start DATA EXTRACT
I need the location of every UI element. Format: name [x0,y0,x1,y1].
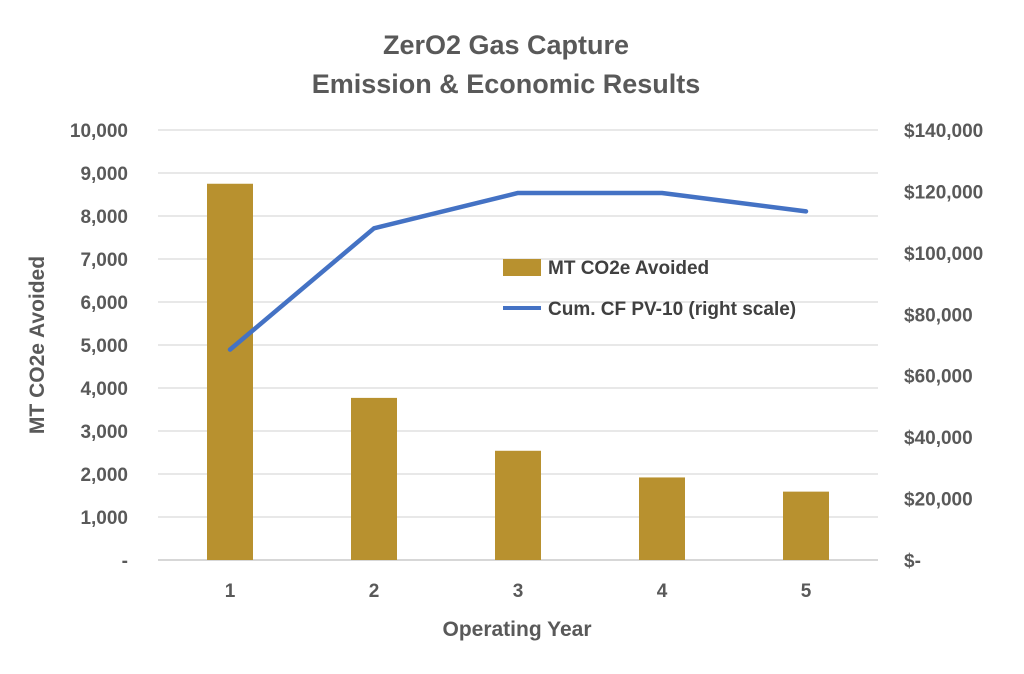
y2-tick-label: $80,000 [904,305,973,326]
legend-label-line: Cum. CF PV-10 (right scale) [548,299,796,320]
y2-tick-label: $100,000 [904,244,983,265]
legend-label-bar: MT CO2e Avoided [548,258,709,279]
y-tick-label: 5,000 [80,336,128,357]
legend: MT CO2e Avoided Cum. CF PV-10 (right sca… [503,258,796,320]
y-tick-label: 1,000 [80,508,128,529]
y2-tick-label: $20,000 [904,490,973,511]
y-tick-label: 7,000 [80,250,128,271]
y-tick-label: 2,000 [80,465,128,486]
y-axis-right-ticks: $- $20,000 $40,000 $60,000 $80,000 $100,000 $1… [904,121,983,572]
x-tick-label: 1 [225,581,236,602]
x-tick-label: 4 [657,581,668,602]
bar-series [207,184,829,560]
y2-tick-label: $120,000 [904,182,983,203]
x-axis-title: Operating Year [442,618,591,641]
chart-title-line-1: ZerO2 Gas Capture [383,30,629,60]
y-tick-label: 10,000 [70,121,128,142]
y-tick-label: 3,000 [80,422,128,443]
y2-tick-label: $60,000 [904,367,973,388]
y2-tick-label: $140,000 [904,121,983,142]
x-tick-label: 2 [369,581,380,602]
bar-year-5 [783,492,829,560]
y2-tick-label: $- [904,551,921,572]
bar-year-4 [639,477,685,560]
bar-year-3 [495,451,541,560]
y-tick-label: - [122,551,128,572]
y-tick-label: 9,000 [80,164,128,185]
bar-year-2 [351,398,397,560]
y-tick-label: 4,000 [80,379,128,400]
y-axis-title: MT CO2e Avoided [26,256,49,434]
y-axis-left-ticks: - 1,000 2,000 3,000 4,000 5,000 6,000 7,000 8,00… [70,121,128,572]
legend-swatch-bar [503,259,541,276]
x-tick-label: 3 [513,581,524,602]
x-axis-ticks: 1 2 3 4 5 [225,581,812,602]
chart-title-line-2: Emission & Economic Results [312,69,701,99]
y2-tick-label: $40,000 [904,428,973,449]
y-tick-label: 6,000 [80,293,128,314]
x-tick-label: 5 [801,581,812,602]
y-tick-label: 8,000 [80,207,128,228]
bar-year-1 [207,184,253,560]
end DATA EXTRACT
#### EXERCISE BRIEF
Give back every line of the items above word for word, leaving out the pictures.

#### RESPONSE
I need the location of every UI element. Format: name [x0,y0,x1,y1].
y2-tick-label: $80,000 [904,305,973,326]
legend-label-line: Cum. CF PV-10 (right scale) [548,299,796,320]
y2-tick-label: $100,000 [904,244,983,265]
legend-label-bar: MT CO2e Avoided [548,258,709,279]
y-tick-label: 5,000 [80,336,128,357]
legend: MT CO2e Avoided Cum. CF PV-10 (right sca… [503,258,796,320]
y-tick-label: 1,000 [80,508,128,529]
y2-tick-label: $20,000 [904,490,973,511]
y-tick-label: 7,000 [80,250,128,271]
y-tick-label: 2,000 [80,465,128,486]
y-axis-right-ticks: $- $20,000 $40,000 $60,000 $80,000 $100,000 $1… [904,121,983,572]
x-tick-label: 1 [225,581,236,602]
x-tick-label: 4 [657,581,668,602]
bar-series [207,184,829,560]
y2-tick-label: $120,000 [904,182,983,203]
x-axis-title: Operating Year [442,618,591,641]
chart-title-line-1: ZerO2 Gas Capture [383,30,629,60]
y-tick-label: 10,000 [70,121,128,142]
y-tick-label: 3,000 [80,422,128,443]
y2-tick-label: $60,000 [904,367,973,388]
y2-tick-label: $140,000 [904,121,983,142]
x-tick-label: 2 [369,581,380,602]
bar-year-5 [783,492,829,560]
y2-tick-label: $- [904,551,921,572]
bar-year-4 [639,477,685,560]
bar-year-3 [495,451,541,560]
y-tick-label: - [122,551,128,572]
y-tick-label: 9,000 [80,164,128,185]
bar-year-2 [351,398,397,560]
y-tick-label: 4,000 [80,379,128,400]
y-axis-title: MT CO2e Avoided [26,256,49,434]
y-axis-left-ticks: - 1,000 2,000 3,000 4,000 5,000 6,000 7,000 8,00… [70,121,128,572]
legend-swatch-bar [503,259,541,276]
x-tick-label: 3 [513,581,524,602]
x-axis-ticks: 1 2 3 4 5 [225,581,812,602]
chart-title-line-2: Emission & Economic Results [312,69,701,99]
y2-tick-label: $40,000 [904,428,973,449]
y-tick-label: 6,000 [80,293,128,314]
x-tick-label: 5 [801,581,812,602]
y-tick-label: 8,000 [80,207,128,228]
bar-year-1 [207,184,253,560]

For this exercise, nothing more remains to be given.